__WHAT IS BEING ASKED__: Only lines holding the word "флаконов" should be copied from the material.
***
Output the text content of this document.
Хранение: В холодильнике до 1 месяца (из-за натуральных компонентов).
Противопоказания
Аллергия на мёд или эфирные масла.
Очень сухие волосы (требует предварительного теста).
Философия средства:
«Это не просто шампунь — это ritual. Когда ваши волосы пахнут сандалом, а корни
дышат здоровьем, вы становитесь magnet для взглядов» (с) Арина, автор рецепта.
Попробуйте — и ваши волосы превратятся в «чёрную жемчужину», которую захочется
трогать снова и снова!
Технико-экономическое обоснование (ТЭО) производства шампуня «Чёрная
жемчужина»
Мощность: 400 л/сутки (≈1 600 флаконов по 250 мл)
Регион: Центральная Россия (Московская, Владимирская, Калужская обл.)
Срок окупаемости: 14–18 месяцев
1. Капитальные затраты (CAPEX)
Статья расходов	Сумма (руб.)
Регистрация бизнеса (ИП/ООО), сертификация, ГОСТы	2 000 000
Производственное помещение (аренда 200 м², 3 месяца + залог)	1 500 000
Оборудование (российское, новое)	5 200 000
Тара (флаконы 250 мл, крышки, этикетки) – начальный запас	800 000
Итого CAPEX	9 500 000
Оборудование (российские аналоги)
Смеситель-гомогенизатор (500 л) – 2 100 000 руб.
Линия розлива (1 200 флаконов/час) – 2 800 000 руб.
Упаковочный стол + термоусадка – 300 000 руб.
***
__ANSWER TO THIS PROBLEM__:
Мощность: 400 л/сутки (≈1 600 флаконов по 250 мл)
Линия розлива (1 200 флаконов/час) – 2 800 000 руб.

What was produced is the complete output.